Provided records:
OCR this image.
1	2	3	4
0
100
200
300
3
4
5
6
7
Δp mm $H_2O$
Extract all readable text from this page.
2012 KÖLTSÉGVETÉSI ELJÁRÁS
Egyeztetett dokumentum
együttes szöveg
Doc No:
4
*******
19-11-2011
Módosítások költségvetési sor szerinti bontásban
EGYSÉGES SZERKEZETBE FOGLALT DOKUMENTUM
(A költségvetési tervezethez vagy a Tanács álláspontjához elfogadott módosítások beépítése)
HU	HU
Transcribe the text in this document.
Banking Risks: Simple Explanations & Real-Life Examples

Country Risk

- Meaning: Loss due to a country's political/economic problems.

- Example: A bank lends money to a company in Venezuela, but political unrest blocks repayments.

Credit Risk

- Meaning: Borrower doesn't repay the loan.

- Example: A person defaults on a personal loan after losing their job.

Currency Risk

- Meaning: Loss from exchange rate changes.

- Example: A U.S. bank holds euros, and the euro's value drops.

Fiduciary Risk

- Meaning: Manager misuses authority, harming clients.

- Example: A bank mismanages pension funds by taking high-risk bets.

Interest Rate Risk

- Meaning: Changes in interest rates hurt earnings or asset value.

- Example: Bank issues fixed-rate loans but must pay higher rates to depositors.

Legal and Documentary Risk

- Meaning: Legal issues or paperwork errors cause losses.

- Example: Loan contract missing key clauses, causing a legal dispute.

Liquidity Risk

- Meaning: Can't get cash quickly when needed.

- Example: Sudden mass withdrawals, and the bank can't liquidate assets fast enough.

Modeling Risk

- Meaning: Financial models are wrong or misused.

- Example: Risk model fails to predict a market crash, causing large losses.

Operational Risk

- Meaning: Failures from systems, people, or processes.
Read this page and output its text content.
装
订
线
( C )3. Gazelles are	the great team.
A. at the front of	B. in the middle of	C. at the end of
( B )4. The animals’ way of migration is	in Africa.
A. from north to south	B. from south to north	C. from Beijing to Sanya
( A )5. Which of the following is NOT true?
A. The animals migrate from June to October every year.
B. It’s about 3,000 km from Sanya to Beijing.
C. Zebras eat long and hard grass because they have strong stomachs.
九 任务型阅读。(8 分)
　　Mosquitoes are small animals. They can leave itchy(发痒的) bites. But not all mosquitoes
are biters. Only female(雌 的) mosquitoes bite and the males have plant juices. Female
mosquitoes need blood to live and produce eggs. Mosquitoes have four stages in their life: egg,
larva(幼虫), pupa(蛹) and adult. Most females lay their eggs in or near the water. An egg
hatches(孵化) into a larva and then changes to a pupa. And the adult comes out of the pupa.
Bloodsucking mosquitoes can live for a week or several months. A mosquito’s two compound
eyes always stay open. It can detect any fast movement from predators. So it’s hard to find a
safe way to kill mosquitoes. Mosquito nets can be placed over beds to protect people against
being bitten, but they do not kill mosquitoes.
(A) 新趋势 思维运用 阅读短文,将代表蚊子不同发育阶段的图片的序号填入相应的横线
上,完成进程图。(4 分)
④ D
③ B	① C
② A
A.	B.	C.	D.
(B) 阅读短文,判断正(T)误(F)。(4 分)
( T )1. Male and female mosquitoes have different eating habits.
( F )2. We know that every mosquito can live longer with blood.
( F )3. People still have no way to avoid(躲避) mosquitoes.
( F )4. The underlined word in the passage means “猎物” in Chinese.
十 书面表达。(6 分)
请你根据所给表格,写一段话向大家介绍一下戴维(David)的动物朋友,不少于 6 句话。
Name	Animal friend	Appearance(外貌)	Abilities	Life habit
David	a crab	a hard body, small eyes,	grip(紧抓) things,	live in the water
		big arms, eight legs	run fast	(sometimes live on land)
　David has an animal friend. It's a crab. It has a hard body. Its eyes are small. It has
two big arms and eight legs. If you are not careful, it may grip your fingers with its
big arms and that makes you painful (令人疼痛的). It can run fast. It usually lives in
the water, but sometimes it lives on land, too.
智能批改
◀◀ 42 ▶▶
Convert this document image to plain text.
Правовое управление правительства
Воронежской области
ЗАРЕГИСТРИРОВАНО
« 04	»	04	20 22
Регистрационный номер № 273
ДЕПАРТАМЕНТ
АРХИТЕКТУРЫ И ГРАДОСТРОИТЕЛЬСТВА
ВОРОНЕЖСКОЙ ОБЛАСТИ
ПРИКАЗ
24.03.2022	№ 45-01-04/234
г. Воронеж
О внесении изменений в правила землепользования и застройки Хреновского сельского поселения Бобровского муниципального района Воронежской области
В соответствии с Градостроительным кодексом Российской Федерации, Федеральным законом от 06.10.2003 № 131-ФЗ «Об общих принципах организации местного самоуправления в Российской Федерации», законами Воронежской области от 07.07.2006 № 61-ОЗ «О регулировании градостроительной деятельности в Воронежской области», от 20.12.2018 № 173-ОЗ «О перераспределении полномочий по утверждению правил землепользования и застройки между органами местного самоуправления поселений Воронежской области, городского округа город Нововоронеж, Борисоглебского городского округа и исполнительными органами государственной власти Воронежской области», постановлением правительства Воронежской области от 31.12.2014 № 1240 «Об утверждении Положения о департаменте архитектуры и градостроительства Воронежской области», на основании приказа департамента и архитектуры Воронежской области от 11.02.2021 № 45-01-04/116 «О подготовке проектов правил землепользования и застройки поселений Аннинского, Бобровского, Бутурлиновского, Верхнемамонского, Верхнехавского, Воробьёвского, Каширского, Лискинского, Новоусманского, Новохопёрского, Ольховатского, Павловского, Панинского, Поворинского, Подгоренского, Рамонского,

What is asked:
Send back every record, precisely as written.

Response to the task:
OCR this image.
1	2	3	4
0
100
200
300
3
4
5
6
7
Δp mm $H_2O$
Extract all readable text from this page.
2012 KÖLTSÉGVETÉSI ELJÁRÁS
Egyeztetett dokumentum
együttes szöveg
Doc No:
4
*******
19-11-2011
Módosítások költségvetési sor szerinti bontásban
EGYSÉGES SZERKEZETBE FOGLALT DOKUMENTUM
(A költségvetési tervezethez vagy a Tanács álláspontjához elfogadott módosítások beépítése)
HU	HU
Transcribe the text in this document.
Banking Risks: Simple Explanations & Real-Life Examples

Country Risk

- Meaning: Loss due to a country's political/economic problems.

- Example: A bank lends money to a company in Venezuela, but political unrest blocks repayments.

Credit Risk

- Meaning: Borrower doesn't repay the loan.

- Example: A person defaults on a personal loan after losing their job.

Currency Risk

- Meaning: Loss from exchange rate changes.

- Example: A U.S. bank holds euros, and the euro's value drops.

Fiduciary Risk

- Meaning: Manager misuses authority, harming clients.

- Example: A bank mismanages pension funds by taking high-risk bets.

Interest Rate Risk

- Meaning: Changes in interest rates hurt earnings or asset value.

- Example: Bank issues fixed-rate loans but must pay higher rates to depositors.

Legal and Documentary Risk

- Meaning: Legal issues or paperwork errors cause losses.

- Example: Loan contract missing key clauses, causing a legal dispute.

Liquidity Risk

- Meaning: Can't get cash quickly when needed.

- Example: Sudden mass withdrawals, and the bank can't liquidate assets fast enough.

Modeling Risk

- Meaning: Financial models are wrong or misused.

- Example: Risk model fails to predict a market crash, causing large losses.

Operational Risk

- Meaning: Failures from systems, people, or processes.
Read this page and output its text content.
装
订
线
( C )3. Gazelles are	the great team.
A. at the front of	B. in the middle of	C. at the end of
( B )4. The animals’ way of migration is	in Africa.
A. from north to south	B. from south to north	C. from Beijing to Sanya
( A )5. Which of the following is NOT true?
A. The animals migrate from June to October every year.
B. It’s about 3,000 km from Sanya to Beijing.
C. Zebras eat long and hard grass because they have strong stomachs.
九 任务型阅读。(8 分)
　　Mosquitoes are small animals. They can leave itchy(发痒的) bites. But not all mosquitoes
are biters. Only female(雌 的) mosquitoes bite and the males have plant juices. Female
mosquitoes need blood to live and produce eggs. Mosquitoes have four stages in their life: egg,
larva(幼虫), pupa(蛹) and adult. Most females lay their eggs in or near the water. An egg
hatches(孵化) into a larva and then changes to a pupa. And the adult comes out of the pupa.
Bloodsucking mosquitoes can live for a week or several months. A mosquito’s two compound
eyes always stay open. It can detect any fast movement from predators. So it’s hard to find a
safe way to kill mosquitoes. Mosquito nets can be placed over beds to protect people against
being bitten, but they do not kill mosquitoes.
(A) 新趋势 思维运用 阅读短文,将代表蚊子不同发育阶段的图片的序号填入相应的横线
上,完成进程图。(4 分)
④ D
③ B	① C
② A
A.	B.	C.	D.
(B) 阅读短文,判断正(T)误(F)。(4 分)
( T )1. Male and female mosquitoes have different eating habits.
( F )2. We know that every mosquito can live longer with blood.
( F )3. People still have no way to avoid(躲避) mosquitoes.
( F )4. The underlined word in the passage means “猎物” in Chinese.
十 书面表达。(6 分)
请你根据所给表格,写一段话向大家介绍一下戴维(David)的动物朋友,不少于 6 句话。
Name	Animal friend	Appearance(外貌)	Abilities	Life habit
David	a crab	a hard body, small eyes,	grip(紧抓) things,	live in the water
		big arms, eight legs	run fast	(sometimes live on land)
　David has an animal friend. It's a crab. It has a hard body. Its eyes are small. It has
two big arms and eight legs. If you are not careful, it may grip your fingers with its
big arms and that makes you painful (令人疼痛的). It can run fast. It usually lives in
the water, but sometimes it lives on land, too.
智能批改
◀◀ 42 ▶▶
Convert this document image to plain text.
Правовое управление правительства
Воронежской области
ЗАРЕГИСТРИРОВАНО
« 04	»	04	20 22
Регистрационный номер № 273
ДЕПАРТАМЕНТ
АРХИТЕКТУРЫ И ГРАДОСТРОИТЕЛЬСТВА
ВОРОНЕЖСКОЙ ОБЛАСТИ
ПРИКАЗ
24.03.2022	№ 45-01-04/234
г. Воронеж
О внесении изменений в правила землепользования и застройки Хреновского сельского поселения Бобровского муниципального района Воронежской области
В соответствии с Градостроительным кодексом Российской Федерации, Федеральным законом от 06.10.2003 № 131-ФЗ «Об общих принципах организации местного самоуправления в Российской Федерации», законами Воронежской области от 07.07.2006 № 61-ОЗ «О регулировании градостроительной деятельности в Воронежской области», от 20.12.2018 № 173-ОЗ «О перераспределении полномочий по утверждению правил землепользования и застройки между органами местного самоуправления поселений Воронежской области, городского округа город Нововоронеж, Борисоглебского городского округа и исполнительными органами государственной власти Воронежской области», постановлением правительства Воронежской области от 31.12.2014 № 1240 «Об утверждении Положения о департаменте архитектуры и градостроительства Воронежской области», на основании приказа департамента и архитектуры Воронежской области от 11.02.2021 № 45-01-04/116 «О подготовке проектов правил землепользования и застройки поселений Аннинского, Бобровского, Бутурлиновского, Верхнемамонского, Верхнехавского, Воробьёвского, Каширского, Лискинского, Новоусманского, Новохопёрского, Ольховатского, Павловского, Панинского, Поворинского, Подгоренского, Рамонского,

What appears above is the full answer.